▶ AIM
Copy each line of the entries beneath that contains the word "visto".
□ □ □
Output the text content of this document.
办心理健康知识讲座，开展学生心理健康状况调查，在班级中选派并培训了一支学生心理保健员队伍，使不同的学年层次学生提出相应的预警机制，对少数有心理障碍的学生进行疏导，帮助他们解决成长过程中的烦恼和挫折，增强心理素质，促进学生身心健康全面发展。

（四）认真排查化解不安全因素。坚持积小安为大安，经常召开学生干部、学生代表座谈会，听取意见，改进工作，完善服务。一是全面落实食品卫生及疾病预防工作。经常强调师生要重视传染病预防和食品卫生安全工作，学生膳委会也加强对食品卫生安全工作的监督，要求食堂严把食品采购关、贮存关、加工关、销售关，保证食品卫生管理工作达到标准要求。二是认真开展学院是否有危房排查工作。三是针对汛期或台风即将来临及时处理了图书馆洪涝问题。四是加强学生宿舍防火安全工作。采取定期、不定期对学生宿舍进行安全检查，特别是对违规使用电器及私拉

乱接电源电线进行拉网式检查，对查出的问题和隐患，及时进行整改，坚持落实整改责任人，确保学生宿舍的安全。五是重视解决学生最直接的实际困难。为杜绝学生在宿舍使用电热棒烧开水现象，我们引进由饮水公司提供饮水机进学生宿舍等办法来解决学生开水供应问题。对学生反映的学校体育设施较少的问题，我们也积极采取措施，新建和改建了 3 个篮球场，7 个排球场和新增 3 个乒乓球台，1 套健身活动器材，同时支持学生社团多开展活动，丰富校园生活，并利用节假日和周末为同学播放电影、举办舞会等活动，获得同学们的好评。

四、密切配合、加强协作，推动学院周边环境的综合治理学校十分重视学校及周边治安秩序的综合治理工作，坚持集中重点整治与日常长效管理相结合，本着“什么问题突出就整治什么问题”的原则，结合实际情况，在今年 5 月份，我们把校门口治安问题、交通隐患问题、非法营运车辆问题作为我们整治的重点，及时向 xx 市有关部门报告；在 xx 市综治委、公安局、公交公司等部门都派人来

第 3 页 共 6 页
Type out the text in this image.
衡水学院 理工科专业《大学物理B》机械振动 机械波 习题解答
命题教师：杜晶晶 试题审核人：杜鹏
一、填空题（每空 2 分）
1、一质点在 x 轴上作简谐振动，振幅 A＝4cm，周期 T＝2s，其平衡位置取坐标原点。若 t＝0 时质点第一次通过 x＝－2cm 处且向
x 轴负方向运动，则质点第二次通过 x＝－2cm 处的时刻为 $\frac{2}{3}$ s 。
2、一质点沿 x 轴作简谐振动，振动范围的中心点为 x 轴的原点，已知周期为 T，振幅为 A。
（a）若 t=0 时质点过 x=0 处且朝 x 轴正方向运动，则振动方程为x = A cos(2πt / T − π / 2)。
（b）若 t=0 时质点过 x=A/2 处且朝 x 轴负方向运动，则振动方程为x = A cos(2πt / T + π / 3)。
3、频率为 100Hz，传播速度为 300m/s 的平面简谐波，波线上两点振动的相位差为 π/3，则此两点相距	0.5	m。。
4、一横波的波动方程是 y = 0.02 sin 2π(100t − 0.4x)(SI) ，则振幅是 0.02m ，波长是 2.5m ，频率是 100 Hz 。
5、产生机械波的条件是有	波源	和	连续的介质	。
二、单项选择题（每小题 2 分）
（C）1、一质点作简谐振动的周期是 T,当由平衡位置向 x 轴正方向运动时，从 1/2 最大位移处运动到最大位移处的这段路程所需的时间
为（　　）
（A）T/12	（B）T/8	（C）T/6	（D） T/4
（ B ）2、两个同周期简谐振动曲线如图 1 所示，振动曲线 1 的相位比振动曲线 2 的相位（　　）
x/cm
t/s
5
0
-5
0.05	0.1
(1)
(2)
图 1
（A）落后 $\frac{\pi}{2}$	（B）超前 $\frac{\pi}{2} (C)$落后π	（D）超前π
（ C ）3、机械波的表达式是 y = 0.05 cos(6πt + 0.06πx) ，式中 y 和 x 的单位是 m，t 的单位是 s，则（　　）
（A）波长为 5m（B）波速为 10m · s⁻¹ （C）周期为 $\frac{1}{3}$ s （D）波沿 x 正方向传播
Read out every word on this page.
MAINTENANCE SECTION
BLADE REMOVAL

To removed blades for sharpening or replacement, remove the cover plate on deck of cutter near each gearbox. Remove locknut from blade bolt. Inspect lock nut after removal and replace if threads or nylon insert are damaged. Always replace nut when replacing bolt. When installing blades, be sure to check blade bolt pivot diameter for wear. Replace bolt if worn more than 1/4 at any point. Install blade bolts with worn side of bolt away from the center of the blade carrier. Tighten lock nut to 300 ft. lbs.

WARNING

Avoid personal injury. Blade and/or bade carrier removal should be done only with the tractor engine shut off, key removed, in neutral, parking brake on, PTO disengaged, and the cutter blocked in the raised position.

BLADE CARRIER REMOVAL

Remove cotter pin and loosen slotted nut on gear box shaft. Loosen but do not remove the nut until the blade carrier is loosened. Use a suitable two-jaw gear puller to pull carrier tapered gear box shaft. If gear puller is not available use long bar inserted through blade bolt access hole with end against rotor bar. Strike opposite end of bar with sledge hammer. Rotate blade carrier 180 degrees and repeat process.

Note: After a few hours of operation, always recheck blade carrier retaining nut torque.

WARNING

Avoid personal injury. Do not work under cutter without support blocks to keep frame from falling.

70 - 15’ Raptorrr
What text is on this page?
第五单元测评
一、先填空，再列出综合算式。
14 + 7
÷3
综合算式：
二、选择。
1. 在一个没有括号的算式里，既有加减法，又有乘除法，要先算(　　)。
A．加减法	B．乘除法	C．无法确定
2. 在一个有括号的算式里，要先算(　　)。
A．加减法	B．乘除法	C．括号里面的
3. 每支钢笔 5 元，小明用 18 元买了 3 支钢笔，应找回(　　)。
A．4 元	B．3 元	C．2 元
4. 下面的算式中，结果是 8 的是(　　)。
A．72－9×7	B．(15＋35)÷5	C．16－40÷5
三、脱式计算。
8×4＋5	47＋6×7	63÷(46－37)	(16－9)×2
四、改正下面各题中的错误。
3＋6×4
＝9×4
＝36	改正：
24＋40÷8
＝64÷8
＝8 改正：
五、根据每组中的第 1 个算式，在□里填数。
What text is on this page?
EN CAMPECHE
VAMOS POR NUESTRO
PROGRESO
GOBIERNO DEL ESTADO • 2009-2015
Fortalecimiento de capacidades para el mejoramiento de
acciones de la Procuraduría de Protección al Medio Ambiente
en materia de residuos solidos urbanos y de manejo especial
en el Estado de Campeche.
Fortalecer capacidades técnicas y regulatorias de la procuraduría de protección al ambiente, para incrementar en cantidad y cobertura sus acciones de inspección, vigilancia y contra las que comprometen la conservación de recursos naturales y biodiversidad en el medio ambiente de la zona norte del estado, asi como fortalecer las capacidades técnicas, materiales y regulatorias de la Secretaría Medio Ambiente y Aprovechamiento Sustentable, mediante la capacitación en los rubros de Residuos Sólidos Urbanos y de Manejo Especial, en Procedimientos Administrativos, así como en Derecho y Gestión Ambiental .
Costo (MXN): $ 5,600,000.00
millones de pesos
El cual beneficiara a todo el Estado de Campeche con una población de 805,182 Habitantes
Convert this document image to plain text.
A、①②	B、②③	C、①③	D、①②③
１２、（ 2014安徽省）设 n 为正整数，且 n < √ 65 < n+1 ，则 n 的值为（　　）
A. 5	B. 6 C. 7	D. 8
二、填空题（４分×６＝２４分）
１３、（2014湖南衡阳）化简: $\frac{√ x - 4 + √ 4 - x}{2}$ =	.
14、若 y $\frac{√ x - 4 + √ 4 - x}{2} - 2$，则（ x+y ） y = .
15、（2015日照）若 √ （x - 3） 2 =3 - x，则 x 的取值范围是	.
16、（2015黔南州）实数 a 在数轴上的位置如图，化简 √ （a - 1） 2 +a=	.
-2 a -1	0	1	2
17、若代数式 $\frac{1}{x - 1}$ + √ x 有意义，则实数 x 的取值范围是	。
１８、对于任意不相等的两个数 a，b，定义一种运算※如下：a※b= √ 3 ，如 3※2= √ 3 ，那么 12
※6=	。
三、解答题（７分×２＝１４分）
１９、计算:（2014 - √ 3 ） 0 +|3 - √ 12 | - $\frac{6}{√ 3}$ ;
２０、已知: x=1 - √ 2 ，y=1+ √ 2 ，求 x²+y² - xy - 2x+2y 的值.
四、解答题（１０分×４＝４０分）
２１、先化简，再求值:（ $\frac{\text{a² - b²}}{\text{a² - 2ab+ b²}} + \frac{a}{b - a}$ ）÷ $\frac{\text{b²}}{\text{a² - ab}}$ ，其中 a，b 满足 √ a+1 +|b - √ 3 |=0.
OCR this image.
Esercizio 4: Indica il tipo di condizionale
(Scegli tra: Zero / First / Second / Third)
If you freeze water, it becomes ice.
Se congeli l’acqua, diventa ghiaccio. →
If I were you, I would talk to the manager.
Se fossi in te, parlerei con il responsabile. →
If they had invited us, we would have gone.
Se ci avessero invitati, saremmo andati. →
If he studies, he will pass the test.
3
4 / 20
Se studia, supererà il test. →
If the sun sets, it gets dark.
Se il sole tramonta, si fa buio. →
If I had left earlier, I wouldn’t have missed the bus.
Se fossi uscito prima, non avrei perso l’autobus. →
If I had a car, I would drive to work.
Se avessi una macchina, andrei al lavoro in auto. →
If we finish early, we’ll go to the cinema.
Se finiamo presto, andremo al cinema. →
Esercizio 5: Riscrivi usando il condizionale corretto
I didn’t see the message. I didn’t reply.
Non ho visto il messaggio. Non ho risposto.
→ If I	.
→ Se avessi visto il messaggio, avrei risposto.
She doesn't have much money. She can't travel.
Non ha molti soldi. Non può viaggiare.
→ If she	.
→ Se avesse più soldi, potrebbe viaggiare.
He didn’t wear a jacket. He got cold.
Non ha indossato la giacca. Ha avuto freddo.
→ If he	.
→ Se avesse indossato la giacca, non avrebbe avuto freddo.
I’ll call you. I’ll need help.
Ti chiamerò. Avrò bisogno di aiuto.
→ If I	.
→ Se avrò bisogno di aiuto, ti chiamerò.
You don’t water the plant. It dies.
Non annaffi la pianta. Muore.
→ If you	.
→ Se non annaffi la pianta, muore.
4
□ □ □
▶ RESPONSE
Non ho visto il messaggio. Non ho risposto.
→ Se avessi visto il messaggio, avrei risposto.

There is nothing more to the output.